§ **Stated exercise**
From the material below, list every line containing "secção".

Dataset entries:

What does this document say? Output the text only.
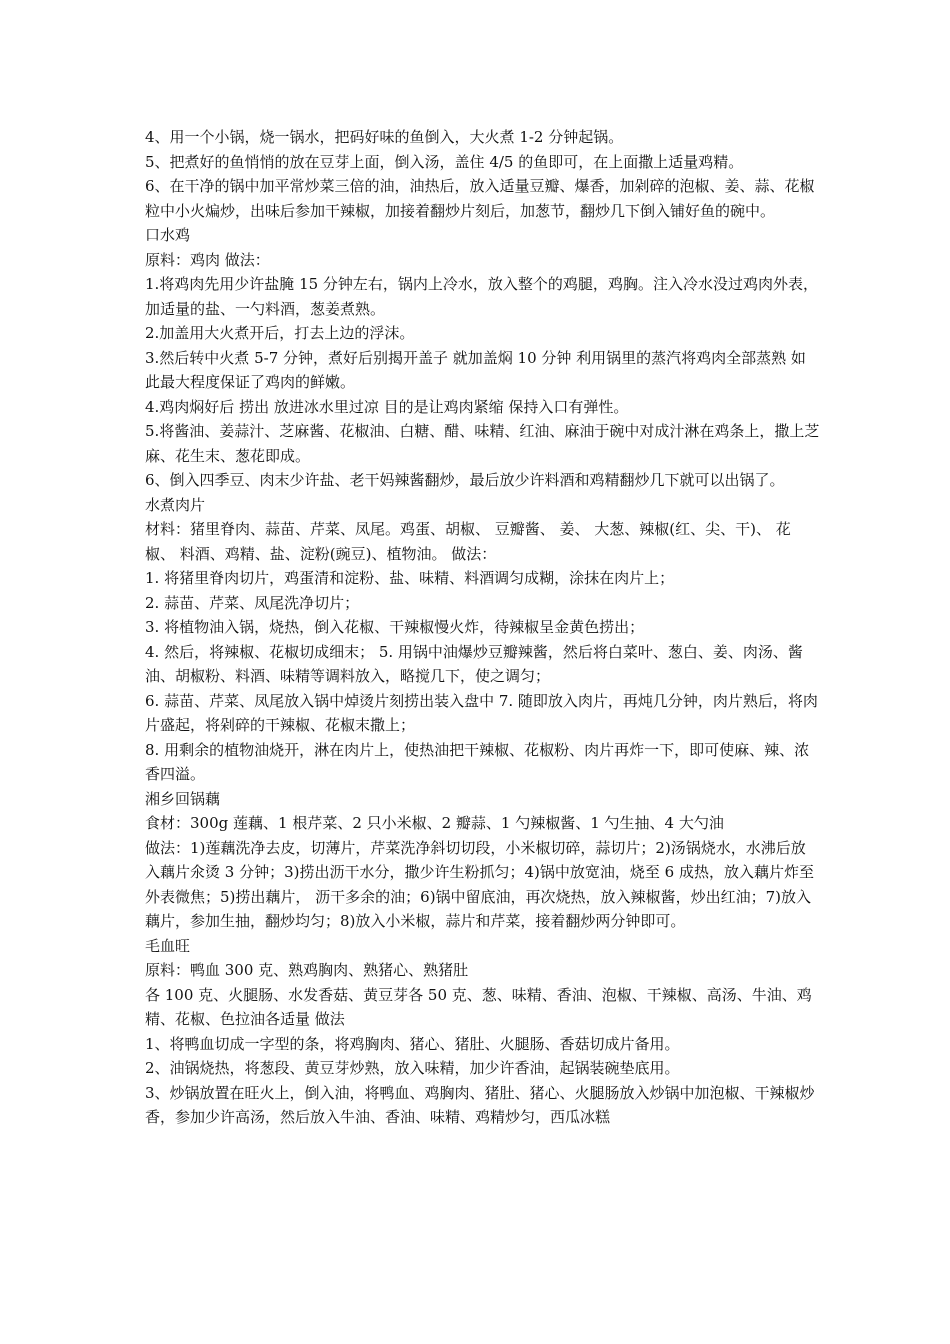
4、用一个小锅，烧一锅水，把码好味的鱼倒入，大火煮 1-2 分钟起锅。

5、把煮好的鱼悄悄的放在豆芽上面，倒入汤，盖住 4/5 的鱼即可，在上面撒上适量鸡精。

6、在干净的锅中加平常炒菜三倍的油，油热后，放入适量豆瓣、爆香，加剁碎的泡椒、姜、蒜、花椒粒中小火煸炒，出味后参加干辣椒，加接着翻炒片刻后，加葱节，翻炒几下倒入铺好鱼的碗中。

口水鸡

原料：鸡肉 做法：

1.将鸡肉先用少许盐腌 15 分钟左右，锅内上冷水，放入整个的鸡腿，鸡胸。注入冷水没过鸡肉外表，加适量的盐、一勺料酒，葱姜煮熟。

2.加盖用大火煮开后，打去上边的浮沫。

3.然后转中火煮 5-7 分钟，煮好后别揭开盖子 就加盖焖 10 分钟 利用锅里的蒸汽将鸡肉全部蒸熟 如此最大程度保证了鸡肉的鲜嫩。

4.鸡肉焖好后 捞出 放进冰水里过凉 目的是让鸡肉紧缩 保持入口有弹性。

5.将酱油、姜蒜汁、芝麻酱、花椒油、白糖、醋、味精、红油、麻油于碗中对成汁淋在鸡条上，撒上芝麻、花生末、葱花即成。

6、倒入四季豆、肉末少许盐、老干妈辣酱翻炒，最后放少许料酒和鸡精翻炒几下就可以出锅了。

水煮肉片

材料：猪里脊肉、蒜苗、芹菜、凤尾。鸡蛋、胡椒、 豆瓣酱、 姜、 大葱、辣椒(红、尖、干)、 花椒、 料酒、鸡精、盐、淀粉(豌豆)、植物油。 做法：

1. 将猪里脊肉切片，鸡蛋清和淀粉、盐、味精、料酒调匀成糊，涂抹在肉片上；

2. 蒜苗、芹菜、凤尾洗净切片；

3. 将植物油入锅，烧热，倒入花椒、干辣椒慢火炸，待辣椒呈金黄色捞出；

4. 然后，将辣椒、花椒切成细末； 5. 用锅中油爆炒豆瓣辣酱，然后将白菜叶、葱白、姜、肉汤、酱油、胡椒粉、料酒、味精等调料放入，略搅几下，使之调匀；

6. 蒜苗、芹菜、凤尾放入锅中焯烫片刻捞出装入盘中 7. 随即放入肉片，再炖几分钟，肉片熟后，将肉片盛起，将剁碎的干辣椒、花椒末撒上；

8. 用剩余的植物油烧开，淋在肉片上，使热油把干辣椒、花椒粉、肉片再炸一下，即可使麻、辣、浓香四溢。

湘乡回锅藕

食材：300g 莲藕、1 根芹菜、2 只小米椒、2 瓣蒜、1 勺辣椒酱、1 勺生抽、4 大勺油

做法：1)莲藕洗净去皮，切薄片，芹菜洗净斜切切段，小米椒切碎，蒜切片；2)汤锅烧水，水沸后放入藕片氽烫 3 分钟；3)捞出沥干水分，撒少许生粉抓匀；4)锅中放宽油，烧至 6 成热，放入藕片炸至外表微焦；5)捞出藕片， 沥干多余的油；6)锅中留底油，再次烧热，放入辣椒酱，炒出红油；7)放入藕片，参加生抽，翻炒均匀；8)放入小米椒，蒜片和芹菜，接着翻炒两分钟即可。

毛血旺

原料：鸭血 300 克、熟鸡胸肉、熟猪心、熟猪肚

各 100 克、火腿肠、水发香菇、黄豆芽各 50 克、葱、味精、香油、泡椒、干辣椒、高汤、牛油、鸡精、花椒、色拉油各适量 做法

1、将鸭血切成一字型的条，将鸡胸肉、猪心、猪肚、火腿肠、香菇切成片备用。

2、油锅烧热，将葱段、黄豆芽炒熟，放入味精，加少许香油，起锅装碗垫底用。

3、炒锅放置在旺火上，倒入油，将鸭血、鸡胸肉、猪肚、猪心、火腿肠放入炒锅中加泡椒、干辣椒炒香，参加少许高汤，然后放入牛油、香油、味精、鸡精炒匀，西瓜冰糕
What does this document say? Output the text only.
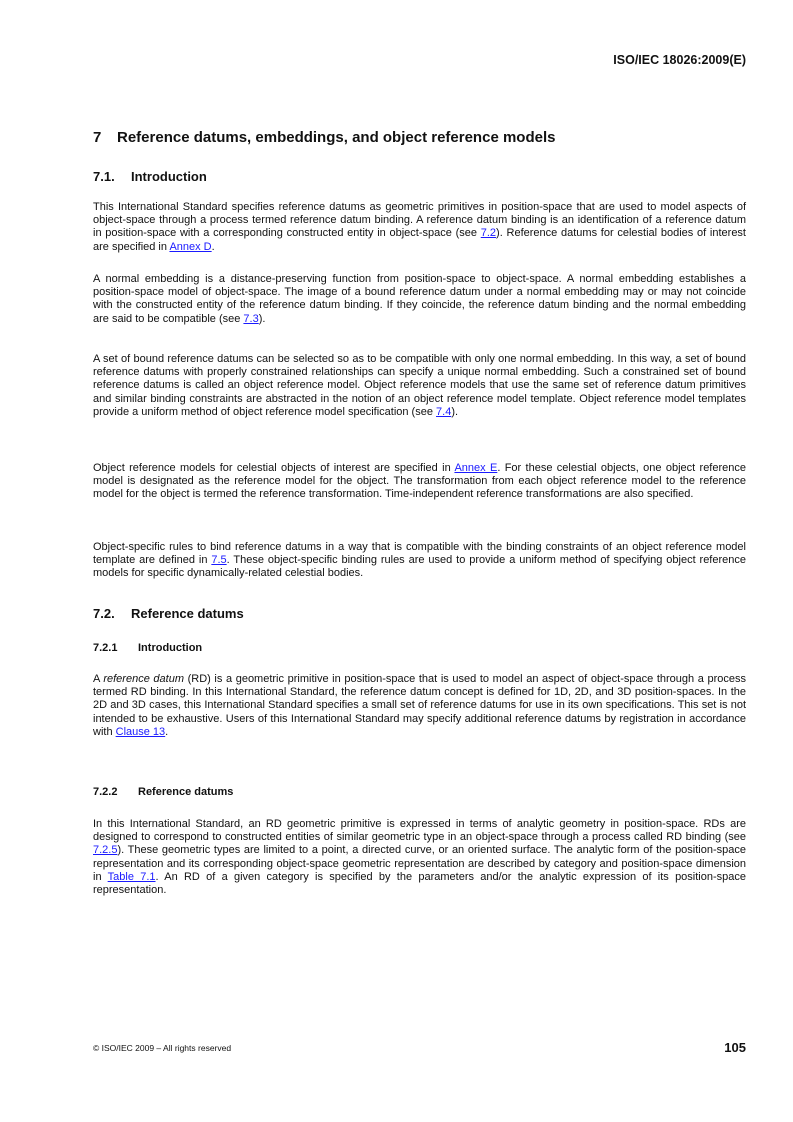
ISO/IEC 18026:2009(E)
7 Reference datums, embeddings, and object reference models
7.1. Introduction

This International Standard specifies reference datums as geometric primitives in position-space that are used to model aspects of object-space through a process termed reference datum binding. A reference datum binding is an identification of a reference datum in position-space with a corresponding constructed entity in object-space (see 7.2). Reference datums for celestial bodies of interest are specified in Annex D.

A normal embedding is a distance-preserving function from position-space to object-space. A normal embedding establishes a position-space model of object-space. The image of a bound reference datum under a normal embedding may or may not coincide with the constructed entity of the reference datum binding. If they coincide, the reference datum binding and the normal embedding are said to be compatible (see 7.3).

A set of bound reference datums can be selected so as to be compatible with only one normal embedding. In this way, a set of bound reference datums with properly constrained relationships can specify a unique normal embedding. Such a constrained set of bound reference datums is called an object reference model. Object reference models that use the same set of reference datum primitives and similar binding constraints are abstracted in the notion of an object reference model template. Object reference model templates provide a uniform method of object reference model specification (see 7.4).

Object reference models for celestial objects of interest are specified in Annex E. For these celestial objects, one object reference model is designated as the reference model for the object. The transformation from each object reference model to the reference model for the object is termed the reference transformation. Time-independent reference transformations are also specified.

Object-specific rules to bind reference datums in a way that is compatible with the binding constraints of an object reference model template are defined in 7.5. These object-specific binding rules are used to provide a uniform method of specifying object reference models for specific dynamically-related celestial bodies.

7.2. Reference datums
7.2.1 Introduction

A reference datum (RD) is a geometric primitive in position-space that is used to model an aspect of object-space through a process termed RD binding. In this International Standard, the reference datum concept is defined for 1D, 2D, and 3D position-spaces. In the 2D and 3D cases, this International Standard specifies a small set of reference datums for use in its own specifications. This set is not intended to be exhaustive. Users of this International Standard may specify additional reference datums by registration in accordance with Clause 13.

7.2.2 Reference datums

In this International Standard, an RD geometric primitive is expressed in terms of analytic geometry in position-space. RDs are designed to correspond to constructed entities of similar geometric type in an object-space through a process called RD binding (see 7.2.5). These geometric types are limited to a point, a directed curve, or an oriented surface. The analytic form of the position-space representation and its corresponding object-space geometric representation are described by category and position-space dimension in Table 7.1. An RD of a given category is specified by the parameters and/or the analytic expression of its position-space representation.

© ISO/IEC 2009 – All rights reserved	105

...

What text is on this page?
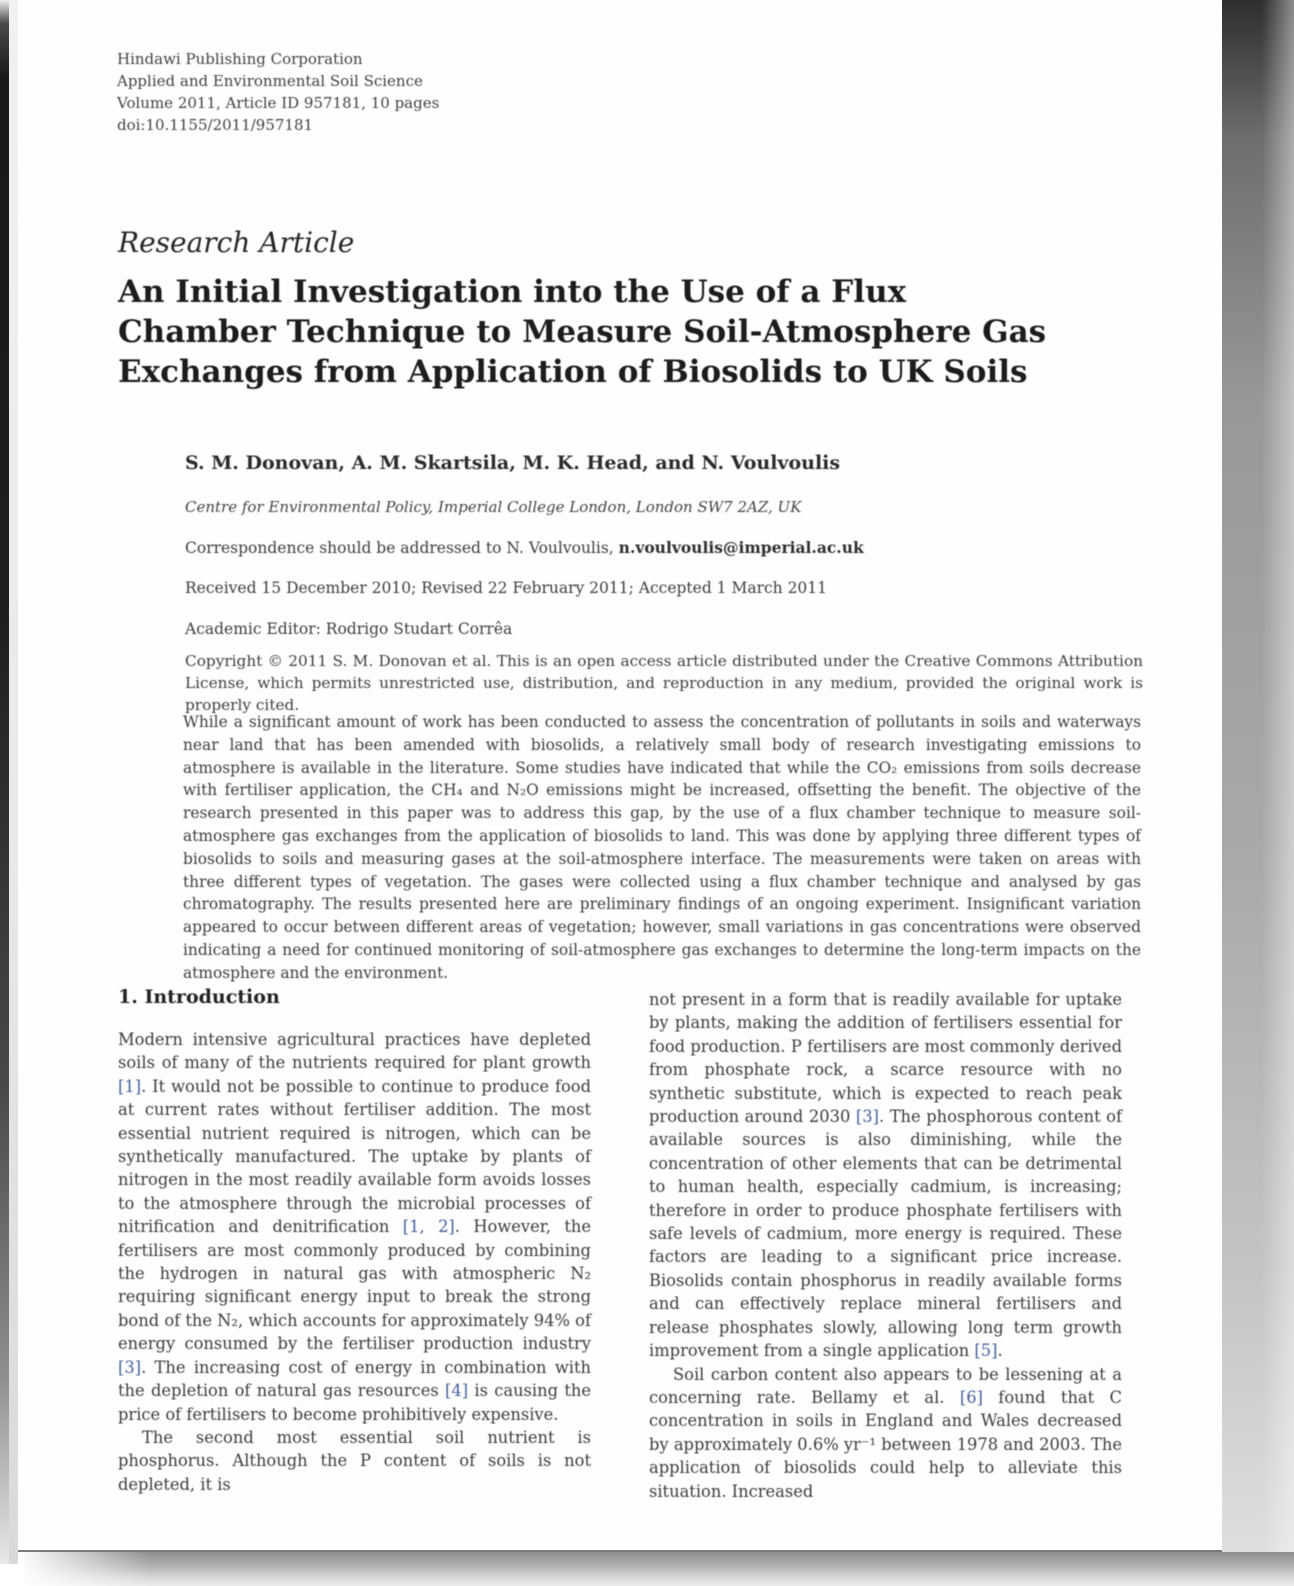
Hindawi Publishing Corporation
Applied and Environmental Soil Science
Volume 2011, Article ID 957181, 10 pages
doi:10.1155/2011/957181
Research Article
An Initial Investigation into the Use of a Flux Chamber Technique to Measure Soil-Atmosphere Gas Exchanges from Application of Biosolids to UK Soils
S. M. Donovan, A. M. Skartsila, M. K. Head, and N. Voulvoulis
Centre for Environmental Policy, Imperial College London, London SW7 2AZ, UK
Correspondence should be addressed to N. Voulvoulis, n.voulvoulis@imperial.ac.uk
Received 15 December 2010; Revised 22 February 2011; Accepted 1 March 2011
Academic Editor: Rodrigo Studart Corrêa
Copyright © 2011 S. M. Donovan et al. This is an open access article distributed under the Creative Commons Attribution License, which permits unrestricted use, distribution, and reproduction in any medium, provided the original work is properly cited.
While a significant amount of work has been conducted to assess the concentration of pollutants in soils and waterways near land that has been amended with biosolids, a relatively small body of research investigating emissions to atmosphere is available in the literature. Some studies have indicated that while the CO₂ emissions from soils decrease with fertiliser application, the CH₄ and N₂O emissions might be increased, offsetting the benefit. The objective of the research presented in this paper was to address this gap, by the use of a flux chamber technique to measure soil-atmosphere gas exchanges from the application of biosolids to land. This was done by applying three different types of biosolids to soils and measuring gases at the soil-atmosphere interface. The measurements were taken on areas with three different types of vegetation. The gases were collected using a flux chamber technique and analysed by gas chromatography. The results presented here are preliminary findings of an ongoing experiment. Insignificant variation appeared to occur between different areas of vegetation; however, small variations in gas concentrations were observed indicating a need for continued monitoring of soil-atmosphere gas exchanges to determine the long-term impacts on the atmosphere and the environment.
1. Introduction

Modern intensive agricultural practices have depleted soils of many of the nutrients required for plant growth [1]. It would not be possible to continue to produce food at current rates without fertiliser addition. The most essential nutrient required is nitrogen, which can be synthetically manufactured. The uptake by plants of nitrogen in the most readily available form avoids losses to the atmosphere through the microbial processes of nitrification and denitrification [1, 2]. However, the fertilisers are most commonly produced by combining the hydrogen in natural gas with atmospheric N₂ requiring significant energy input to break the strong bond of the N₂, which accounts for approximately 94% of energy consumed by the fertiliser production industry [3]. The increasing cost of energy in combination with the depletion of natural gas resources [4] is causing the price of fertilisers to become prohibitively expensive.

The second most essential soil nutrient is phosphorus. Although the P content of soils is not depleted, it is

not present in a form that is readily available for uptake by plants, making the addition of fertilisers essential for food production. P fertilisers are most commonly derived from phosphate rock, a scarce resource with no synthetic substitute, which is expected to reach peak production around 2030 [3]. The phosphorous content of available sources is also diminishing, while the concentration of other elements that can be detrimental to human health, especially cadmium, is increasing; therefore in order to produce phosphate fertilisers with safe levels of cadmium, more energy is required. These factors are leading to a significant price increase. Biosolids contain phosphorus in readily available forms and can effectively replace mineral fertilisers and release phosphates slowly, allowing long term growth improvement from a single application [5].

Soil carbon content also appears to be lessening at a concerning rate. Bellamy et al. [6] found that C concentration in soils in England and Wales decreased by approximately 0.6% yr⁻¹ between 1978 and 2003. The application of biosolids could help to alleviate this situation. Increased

...

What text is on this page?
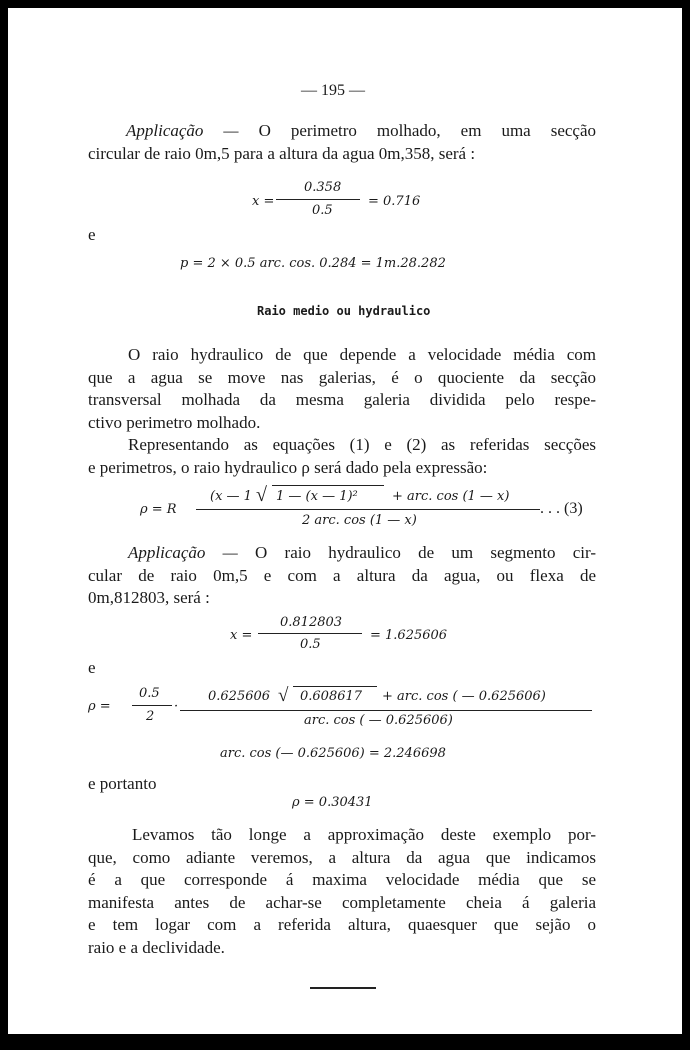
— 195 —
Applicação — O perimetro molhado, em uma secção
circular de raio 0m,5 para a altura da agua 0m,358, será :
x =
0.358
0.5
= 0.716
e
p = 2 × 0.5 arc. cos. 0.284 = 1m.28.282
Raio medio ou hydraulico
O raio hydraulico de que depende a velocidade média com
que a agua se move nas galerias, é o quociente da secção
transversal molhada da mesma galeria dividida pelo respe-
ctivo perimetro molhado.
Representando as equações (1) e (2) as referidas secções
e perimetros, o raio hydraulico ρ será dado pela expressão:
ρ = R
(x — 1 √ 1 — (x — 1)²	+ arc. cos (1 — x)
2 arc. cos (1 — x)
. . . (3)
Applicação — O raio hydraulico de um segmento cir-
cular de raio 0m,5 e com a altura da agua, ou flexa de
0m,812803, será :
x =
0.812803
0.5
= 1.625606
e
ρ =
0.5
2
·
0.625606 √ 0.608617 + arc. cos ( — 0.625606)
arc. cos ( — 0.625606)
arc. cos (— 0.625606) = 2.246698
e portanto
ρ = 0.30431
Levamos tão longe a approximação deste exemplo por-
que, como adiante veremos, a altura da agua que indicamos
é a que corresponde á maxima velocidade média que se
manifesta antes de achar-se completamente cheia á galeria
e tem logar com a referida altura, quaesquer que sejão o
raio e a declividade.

§ **Final result**
Applicação — O perimetro molhado, em uma secção
que a agua se move nas galerias, é o quociente da secção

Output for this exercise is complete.